[Begin EXERCISE DATA]

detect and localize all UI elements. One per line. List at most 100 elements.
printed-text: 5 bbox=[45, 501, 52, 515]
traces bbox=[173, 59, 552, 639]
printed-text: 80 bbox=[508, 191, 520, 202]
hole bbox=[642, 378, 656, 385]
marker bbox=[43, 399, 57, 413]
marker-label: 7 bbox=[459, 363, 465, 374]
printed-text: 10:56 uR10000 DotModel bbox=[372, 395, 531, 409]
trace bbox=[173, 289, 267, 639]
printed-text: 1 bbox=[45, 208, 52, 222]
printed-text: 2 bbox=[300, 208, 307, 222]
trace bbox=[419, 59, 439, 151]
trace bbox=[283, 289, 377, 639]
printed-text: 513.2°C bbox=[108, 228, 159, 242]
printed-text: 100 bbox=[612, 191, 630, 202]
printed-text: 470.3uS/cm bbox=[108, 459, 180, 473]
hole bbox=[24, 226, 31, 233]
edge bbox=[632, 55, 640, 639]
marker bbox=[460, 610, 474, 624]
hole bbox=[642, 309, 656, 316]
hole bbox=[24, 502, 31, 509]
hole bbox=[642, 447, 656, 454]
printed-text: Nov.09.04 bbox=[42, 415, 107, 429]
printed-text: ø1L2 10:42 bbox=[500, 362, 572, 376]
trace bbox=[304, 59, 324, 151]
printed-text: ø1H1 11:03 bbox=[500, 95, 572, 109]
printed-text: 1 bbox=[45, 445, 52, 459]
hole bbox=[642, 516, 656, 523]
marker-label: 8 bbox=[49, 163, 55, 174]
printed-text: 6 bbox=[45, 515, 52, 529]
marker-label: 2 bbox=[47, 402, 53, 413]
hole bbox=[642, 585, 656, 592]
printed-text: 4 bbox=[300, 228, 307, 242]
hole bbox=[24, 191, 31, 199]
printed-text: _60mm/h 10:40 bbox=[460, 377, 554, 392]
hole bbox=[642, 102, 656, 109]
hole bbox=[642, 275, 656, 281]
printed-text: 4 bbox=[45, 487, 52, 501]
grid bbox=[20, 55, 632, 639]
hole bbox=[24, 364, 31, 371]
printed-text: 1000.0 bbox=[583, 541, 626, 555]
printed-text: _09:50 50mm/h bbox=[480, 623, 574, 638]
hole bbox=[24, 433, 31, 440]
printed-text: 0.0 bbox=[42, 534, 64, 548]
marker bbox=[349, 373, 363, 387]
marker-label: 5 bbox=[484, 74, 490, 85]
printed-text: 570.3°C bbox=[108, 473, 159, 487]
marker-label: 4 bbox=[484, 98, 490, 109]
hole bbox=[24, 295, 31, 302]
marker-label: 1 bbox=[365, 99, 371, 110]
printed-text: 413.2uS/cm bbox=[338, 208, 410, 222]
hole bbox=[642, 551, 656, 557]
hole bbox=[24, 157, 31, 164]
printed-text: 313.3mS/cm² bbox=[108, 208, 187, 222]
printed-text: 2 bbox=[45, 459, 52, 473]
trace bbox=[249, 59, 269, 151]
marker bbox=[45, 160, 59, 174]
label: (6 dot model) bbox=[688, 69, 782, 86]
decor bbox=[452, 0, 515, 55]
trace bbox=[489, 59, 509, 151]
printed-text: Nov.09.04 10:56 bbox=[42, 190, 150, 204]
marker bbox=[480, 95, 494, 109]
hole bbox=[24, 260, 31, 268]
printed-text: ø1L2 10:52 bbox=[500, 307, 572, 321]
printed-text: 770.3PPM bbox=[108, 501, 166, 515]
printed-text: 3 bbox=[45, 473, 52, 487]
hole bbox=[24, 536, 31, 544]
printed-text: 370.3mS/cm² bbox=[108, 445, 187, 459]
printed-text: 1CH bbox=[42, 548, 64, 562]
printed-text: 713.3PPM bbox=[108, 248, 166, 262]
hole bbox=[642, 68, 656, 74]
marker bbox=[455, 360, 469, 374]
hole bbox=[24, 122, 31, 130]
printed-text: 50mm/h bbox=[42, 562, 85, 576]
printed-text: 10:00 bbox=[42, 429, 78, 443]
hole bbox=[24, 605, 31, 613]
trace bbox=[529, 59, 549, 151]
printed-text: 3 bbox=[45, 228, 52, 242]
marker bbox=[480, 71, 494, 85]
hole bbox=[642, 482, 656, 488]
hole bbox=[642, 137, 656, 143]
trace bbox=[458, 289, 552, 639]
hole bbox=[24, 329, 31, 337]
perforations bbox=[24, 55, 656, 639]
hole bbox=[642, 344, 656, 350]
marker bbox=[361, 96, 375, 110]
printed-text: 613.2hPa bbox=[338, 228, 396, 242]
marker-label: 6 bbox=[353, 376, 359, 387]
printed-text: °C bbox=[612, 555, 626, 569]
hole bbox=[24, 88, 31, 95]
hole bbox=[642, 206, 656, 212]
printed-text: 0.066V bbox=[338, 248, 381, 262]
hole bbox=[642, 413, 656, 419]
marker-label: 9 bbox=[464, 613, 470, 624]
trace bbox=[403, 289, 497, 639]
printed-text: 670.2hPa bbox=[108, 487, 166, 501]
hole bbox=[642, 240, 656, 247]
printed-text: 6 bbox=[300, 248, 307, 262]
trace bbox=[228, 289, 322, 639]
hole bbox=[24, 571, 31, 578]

[End EXERCISE DATA]

• _STATED TASK_
Put the lines of the material above into a JSON list of strings, one string per line and no blank lines. Begin at the first line of the material and stop after the line that contains "printed-text: 2 bbox=[300, 208, 307, 222]".

• _REPLY TO THE EXERCISE_
[
  "detect and localize all UI elements. One per line. List at most 100 elements.",
  "printed-text: 5 bbox=[45, 501, 52, 515]",
  "traces bbox=[173, 59, 552, 639]",
  "printed-text: 80 bbox=[508, 191, 520, 202]",
  "hole bbox=[642, 378, 656, 385]",
  "marker bbox=[43, 399, 57, 413]",
  "marker-label: 7 bbox=[459, 363, 465, 374]",
  "printed-text: 10:56 uR10000 DotModel bbox=[372, 395, 531, 409]",
  "trace bbox=[173, 289, 267, 639]",
  "printed-text: 1 bbox=[45, 208, 52, 222]",
  "printed-text: 2 bbox=[300, 208, 307, 222]"
]